** BEGIN DATASET ENTRIES **

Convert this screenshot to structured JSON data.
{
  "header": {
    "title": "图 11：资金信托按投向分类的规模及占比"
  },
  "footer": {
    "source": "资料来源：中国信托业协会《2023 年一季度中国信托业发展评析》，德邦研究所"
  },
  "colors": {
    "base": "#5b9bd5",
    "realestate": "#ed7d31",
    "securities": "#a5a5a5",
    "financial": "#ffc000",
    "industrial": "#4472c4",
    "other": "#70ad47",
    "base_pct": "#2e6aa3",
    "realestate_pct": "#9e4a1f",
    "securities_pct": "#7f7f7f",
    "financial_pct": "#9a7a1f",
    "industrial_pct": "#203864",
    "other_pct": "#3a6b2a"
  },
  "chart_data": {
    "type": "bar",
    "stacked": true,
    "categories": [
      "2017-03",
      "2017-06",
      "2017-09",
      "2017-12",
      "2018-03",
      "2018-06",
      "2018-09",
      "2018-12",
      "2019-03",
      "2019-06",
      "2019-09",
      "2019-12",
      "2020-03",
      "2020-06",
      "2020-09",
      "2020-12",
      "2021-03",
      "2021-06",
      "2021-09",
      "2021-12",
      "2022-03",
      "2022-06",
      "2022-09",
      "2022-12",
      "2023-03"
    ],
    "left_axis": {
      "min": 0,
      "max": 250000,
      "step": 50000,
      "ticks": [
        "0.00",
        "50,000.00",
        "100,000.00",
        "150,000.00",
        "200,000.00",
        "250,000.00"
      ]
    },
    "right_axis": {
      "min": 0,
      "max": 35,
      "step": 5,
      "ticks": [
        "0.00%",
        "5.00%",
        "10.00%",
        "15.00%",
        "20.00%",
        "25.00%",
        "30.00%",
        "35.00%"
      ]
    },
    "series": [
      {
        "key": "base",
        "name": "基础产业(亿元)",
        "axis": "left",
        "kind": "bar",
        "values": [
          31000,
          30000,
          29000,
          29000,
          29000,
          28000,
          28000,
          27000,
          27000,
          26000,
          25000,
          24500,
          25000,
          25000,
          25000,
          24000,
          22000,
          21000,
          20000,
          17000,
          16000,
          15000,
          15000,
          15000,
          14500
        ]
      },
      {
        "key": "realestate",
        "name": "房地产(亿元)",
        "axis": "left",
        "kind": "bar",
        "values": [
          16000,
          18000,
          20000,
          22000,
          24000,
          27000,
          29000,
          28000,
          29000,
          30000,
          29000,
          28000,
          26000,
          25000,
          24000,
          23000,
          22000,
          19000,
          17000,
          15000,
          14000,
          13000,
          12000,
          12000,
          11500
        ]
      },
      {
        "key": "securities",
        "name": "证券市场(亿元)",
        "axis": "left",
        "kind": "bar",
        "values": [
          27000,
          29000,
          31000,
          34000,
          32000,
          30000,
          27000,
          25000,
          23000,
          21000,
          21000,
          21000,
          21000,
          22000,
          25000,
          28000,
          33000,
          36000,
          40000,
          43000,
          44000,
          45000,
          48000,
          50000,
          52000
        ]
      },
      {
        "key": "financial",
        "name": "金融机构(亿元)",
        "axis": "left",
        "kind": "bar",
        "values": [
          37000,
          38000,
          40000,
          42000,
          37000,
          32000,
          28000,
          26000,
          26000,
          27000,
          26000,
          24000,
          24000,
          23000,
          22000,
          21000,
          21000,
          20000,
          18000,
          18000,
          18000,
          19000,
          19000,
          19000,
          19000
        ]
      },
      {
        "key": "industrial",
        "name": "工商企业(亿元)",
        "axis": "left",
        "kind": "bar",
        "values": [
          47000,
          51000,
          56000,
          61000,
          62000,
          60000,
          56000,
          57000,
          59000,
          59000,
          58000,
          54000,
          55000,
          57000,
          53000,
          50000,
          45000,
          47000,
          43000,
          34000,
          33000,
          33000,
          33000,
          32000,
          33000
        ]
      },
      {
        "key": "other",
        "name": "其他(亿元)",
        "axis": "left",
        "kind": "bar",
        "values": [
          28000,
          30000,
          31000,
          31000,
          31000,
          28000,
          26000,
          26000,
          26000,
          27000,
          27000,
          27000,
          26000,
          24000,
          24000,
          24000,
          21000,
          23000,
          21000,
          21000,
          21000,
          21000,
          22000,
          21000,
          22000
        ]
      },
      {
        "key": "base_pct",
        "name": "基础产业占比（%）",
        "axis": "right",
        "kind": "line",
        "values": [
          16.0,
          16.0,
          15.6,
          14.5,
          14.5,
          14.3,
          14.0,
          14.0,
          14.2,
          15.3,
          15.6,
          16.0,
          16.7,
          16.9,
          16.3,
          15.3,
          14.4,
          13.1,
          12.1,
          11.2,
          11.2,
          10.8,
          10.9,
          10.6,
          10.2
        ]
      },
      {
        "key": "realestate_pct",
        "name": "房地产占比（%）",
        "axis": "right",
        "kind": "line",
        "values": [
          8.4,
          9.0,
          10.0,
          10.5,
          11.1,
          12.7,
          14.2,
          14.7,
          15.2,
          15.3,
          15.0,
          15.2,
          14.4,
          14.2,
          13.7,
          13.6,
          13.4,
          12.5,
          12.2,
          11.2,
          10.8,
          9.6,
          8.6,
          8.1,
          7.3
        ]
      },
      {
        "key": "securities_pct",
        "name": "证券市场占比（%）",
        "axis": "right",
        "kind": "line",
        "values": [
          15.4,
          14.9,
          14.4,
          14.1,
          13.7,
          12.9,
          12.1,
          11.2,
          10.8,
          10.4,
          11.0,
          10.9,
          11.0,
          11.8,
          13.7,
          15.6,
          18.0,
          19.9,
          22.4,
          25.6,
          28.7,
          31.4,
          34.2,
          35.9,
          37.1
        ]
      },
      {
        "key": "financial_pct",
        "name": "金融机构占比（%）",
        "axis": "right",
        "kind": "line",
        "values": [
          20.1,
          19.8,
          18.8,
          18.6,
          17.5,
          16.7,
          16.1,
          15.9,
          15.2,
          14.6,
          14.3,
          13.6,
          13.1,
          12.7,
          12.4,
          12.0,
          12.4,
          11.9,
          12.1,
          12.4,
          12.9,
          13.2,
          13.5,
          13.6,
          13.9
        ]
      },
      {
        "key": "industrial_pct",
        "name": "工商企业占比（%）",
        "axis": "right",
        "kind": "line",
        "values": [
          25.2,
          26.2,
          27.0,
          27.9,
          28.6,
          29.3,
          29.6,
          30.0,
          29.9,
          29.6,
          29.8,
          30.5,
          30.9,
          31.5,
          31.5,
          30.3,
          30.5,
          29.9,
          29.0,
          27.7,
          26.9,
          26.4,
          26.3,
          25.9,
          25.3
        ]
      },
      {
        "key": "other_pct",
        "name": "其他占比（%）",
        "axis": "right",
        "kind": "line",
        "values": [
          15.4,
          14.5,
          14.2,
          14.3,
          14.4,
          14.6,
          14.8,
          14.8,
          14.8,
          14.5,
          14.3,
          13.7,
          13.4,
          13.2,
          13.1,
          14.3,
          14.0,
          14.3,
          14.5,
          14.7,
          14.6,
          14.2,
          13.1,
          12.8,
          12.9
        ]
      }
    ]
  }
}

** END DATASET ENTRIES **

Print every line of the records exactly. Omit nothing.

Convert this screenshot to structured JSON data.
{
  "header": {
    "title": "图 11：资金信托按投向分类的规模及占比"
  },
  "footer": {
    "source": "资料来源：中国信托业协会《2023 年一季度中国信托业发展评析》，德邦研究所"
  },
  "colors": {
    "base": "#5b9bd5",
    "realestate": "#ed7d31",
    "securities": "#a5a5a5",
    "financial": "#ffc000",
    "industrial": "#4472c4",
    "other": "#70ad47",
    "base_pct": "#2e6aa3",
    "realestate_pct": "#9e4a1f",
    "securities_pct": "#7f7f7f",
    "financial_pct": "#9a7a1f",
    "industrial_pct": "#203864",
    "other_pct": "#3a6b2a"
  },
  "chart_data": {
    "type": "bar",
    "stacked": true,
    "categories": [
      "2017-03",
      "2017-06",
      "2017-09",
      "2017-12",
      "2018-03",
      "2018-06",
      "2018-09",
      "2018-12",
      "2019-03",
      "2019-06",
      "2019-09",
      "2019-12",
      "2020-03",
      "2020-06",
      "2020-09",
      "2020-12",
      "2021-03",
      "2021-06",
      "2021-09",
      "2021-12",
      "2022-03",
      "2022-06",
      "2022-09",
      "2022-12",
      "2023-03"
    ],
    "left_axis": {
      "min": 0,
      "max": 250000,
      "step": 50000,
      "ticks": [
        "0.00",
        "50,000.00",
        "100,000.00",
        "150,000.00",
        "200,000.00",
        "250,000.00"
      ]
    },
    "right_axis": {
      "min": 0,
      "max": 35,
      "step": 5,
      "ticks": [
        "0.00%",
        "5.00%",
        "10.00%",
        "15.00%",
        "20.00%",
        "25.00%",
        "30.00%",
        "35.00%"
      ]
    },
    "series": [
      {
        "key": "base",
        "name": "基础产业(亿元)",
        "axis": "left",
        "kind": "bar",
        "values": [
          31000,
          30000,
          29000,
          29000,
          29000,
          28000,
          28000,
          27000,
          27000,
          26000,
          25000,
          24500,
          25000,
          25000,
          25000,
          24000,
          22000,
          21000,
          20000,
          17000,
          16000,
          15000,
          15000,
          15000,
          14500
        ]
      },
      {
        "key": "realestate",
        "name": "房地产(亿元)",
        "axis": "left",
        "kind": "bar",
        "values": [
          16000,
          18000,
          20000,
          22000,
          24000,
          27000,
          29000,
          28000,
          29000,
          30000,
          29000,
          28000,
          26000,
          25000,
          24000,
          23000,
          22000,
          19000,
          17000,
          15000,
          14000,
          13000,
          12000,
          12000,
          11500
        ]
      },
      {
        "key": "securities",
        "name": "证券市场(亿元)",
        "axis": "left",
        "kind": "bar",
        "values": [
          27000,
          29000,
          31000,
          34000,
          32000,
          30000,
          27000,
          25000,
          23000,
          21000,
          21000,
          21000,
          21000,
          22000,
          25000,
          28000,
          33000,
          36000,
          40000,
          43000,
          44000,
          45000,
          48000,
          50000,
          52000
        ]
      },
      {
        "key": "financial",
        "name": "金融机构(亿元)",
        "axis": "left",
        "kind": "bar",
        "values": [
          37000,
          38000,
          40000,
          42000,
          37000,
          32000,
          28000,
          26000,
          26000,
          27000,
          26000,
          24000,
          24000,
          23000,
          22000,
          21000,
          21000,
          20000,
          18000,
          18000,
          18000,
          19000,
          19000,
          19000,
          19000
        ]
      },
      {
        "key": "industrial",
        "name": "工商企业(亿元)",
        "axis": "left",
        "kind": "bar",
        "values": [
          47000,
          51000,
          56000,
          61000,
          62000,
          60000,
          56000,
          57000,
          59000,
          59000,
          58000,
          54000,
          55000,
          57000,
          53000,
          50000,
          45000,
          47000,
          43000,
          34000,
          33000,
          33000,
          33000,
          32000,
          33000
        ]
      },
      {
        "key": "other",
        "name": "其他(亿元)",
        "axis": "left",
        "kind": "bar",
        "values": [
          28000,
          30000,
          31000,
          31000,
          31000,
          28000,
          26000,
          26000,
          26000,
          27000,
          27000,
          27000,
          26000,
          24000,
          24000,
          24000,
          21000,
          23000,
          21000,
          21000,
          21000,
          21000,
          22000,
          21000,
          22000
        ]
      },
      {
        "key": "base_pct",
        "name": "基础产业占比（%）",
        "axis": "right",
        "kind": "line",
        "values": [
          16.0,
          16.0,
          15.6,
          14.5,
          14.5,
          14.3,
          14.0,
          14.0,
          14.2,
          15.3,
          15.6,
          16.0,
          16.7,
          16.9,
          16.3,
          15.3,
          14.4,
          13.1,
          12.1,
          11.2,
          11.2,
          10.8,
          10.9,
          10.6,
          10.2
        ]
      },
      {
        "key": "realestate_pct",
        "name": "房地产占比（%）",
        "axis": "right",
        "kind": "line",
        "values": [
          8.4,
          9.0,
          10.0,
          10.5,
          11.1,
          12.7,
          14.2,
          14.7,
          15.2,
          15.3,
          15.0,
          15.2,
          14.4,
          14.2,
          13.7,
          13.6,
          13.4,
          12.5,
          12.2,
          11.2,
          10.8,
          9.6,
          8.6,
          8.1,
          7.3
        ]
      },
      {
        "key": "securities_pct",
        "name": "证券市场占比（%）",
        "axis": "right",
        "kind": "line",
        "values": [
          15.4,
          14.9,
          14.4,
          14.1,
          13.7,
          12.9,
          12.1,
          11.2,
          10.8,
          10.4,
          11.0,
          10.9,
          11.0,
          11.8,
          13.7,
          15.6,
          18.0,
          19.9,
          22.4,
          25.6,
          28.7,
          31.4,
          34.2,
          35.9,
          37.1
        ]
      },
      {
        "key": "financial_pct",
        "name": "金融机构占比（%）",
        "axis": "right",
        "kind": "line",
        "values": [
          20.1,
          19.8,
          18.8,
          18.6,
          17.5,
          16.7,
          16.1,
          15.9,
          15.2,
          14.6,
          14.3,
          13.6,
          13.1,
          12.7,
          12.4,
          12.0,
          12.4,
          11.9,
          12.1,
          12.4,
          12.9,
          13.2,
          13.5,
          13.6,
          13.9
        ]
      },
      {
        "key": "industrial_pct",
        "name": "工商企业占比（%）",
        "axis": "right",
        "kind": "line",
        "values": [
          25.2,
          26.2,
          27.0,
          27.9,
          28.6,
          29.3,
          29.6,
          30.0,
          29.9,
          29.6,
          29.8,
          30.5,
          30.9,
          31.5,
          31.5,
          30.3,
          30.5,
          29.9,
          29.0,
          27.7,
          26.9,
          26.4,
          26.3,
          25.9,
          25.3
        ]
      },
      {
        "key": "other_pct",
        "name": "其他占比（%）",
        "axis": "right",
        "kind": "line",
        "values": [
          15.4,
          14.5,
          14.2,
          14.3,
          14.4,
          14.6,
          14.8,
          14.8,
          14.8,
          14.5,
          14.3,
          13.7,
          13.4,
          13.2,
          13.1,
          14.3,
          14.0,
          14.3,
          14.5,
          14.7,
          14.6,
          14.2,
          13.1,
          12.8,
          12.9
        ]
      }
    ]
  }
}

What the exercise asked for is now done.